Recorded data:

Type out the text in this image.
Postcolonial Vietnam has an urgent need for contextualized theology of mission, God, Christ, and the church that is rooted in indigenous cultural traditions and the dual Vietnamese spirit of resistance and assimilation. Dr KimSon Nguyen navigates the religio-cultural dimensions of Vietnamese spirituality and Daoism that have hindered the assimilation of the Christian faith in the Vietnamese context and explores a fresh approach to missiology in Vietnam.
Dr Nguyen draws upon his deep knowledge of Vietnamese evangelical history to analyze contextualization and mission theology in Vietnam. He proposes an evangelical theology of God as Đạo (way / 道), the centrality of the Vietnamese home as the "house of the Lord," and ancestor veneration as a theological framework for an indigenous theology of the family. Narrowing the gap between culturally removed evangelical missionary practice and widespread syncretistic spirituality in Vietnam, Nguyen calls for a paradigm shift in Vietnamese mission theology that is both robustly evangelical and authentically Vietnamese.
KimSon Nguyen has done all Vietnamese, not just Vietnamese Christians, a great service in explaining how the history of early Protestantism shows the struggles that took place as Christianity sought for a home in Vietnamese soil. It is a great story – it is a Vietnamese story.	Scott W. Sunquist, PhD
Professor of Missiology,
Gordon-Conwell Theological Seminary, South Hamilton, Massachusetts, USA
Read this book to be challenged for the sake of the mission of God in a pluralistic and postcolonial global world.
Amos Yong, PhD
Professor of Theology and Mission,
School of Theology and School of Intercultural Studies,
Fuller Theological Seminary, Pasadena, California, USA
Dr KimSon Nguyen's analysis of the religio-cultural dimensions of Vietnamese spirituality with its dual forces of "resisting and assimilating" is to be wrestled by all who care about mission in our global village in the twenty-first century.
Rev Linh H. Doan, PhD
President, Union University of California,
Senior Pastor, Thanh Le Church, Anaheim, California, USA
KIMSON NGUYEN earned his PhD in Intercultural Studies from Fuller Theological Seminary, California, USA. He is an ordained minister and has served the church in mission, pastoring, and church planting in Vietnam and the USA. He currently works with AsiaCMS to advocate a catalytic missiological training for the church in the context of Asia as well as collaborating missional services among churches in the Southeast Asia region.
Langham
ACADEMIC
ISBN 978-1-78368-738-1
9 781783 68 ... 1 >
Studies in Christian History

...

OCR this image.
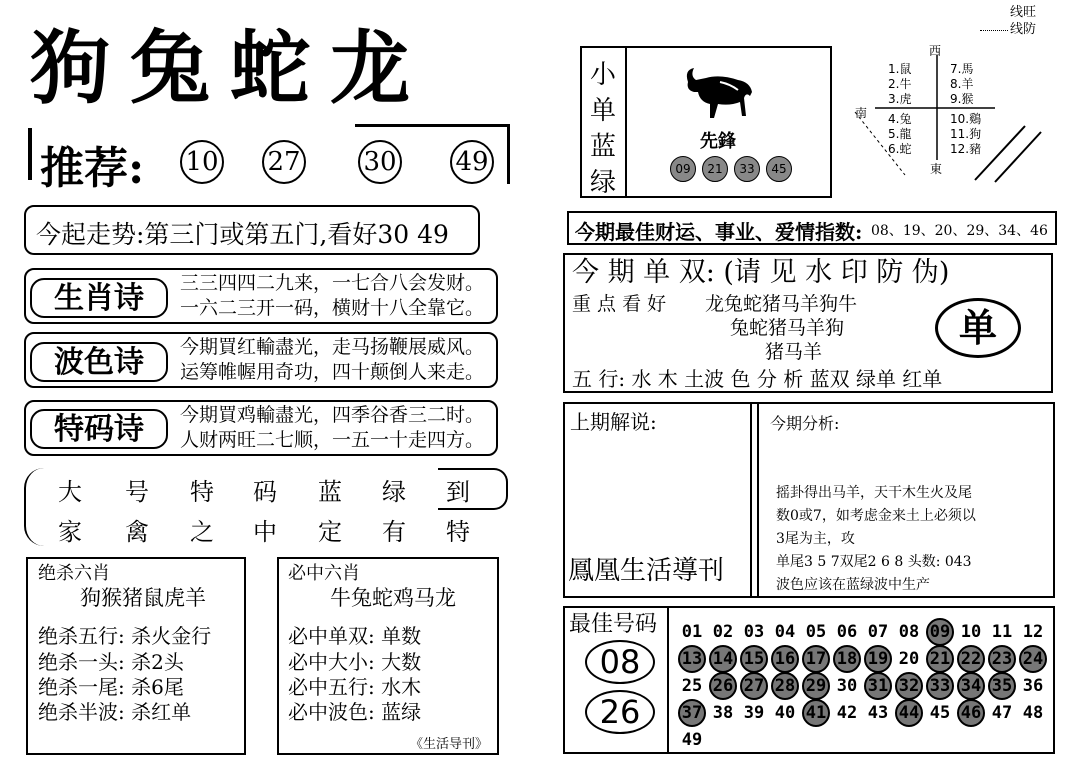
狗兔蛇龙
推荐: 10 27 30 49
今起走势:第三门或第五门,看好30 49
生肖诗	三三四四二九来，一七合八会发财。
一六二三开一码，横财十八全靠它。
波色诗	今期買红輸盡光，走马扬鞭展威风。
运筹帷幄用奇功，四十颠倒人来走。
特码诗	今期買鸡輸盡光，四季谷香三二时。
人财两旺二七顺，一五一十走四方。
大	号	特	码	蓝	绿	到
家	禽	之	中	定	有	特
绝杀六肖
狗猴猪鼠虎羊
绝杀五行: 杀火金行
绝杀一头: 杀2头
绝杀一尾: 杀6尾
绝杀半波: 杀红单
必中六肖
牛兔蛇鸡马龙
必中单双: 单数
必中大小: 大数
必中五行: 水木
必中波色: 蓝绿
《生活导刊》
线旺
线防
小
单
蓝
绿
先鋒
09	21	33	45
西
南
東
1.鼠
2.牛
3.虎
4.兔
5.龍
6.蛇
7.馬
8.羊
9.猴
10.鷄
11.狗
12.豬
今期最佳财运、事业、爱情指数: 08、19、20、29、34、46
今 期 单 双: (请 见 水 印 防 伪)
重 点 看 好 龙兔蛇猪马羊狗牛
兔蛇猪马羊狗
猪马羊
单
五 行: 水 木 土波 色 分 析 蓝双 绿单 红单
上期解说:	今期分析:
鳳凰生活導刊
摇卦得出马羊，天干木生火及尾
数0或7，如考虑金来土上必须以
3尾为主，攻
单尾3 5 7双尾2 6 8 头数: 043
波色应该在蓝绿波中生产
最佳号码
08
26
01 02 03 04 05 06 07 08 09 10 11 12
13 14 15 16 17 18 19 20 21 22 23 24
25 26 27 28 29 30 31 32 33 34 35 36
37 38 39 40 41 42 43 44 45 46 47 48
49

Required work:
Copy all lines from the material that contain "Studies".

Written response:
School of Theology and School of Intercultural Studies,
KIMSON NGUYEN earned his PhD in Intercultural Studies from Fuller Theological Seminary, California, USA. He is an ordained minister and has served the church in mission, pastoring, and church planting in Vietnam and the USA. He currently works with AsiaCMS to advocate a catalytic missiological training for the church in the context of Asia as well as collaborating missional services among churches in the Southeast Asia region.
Studies in Christian History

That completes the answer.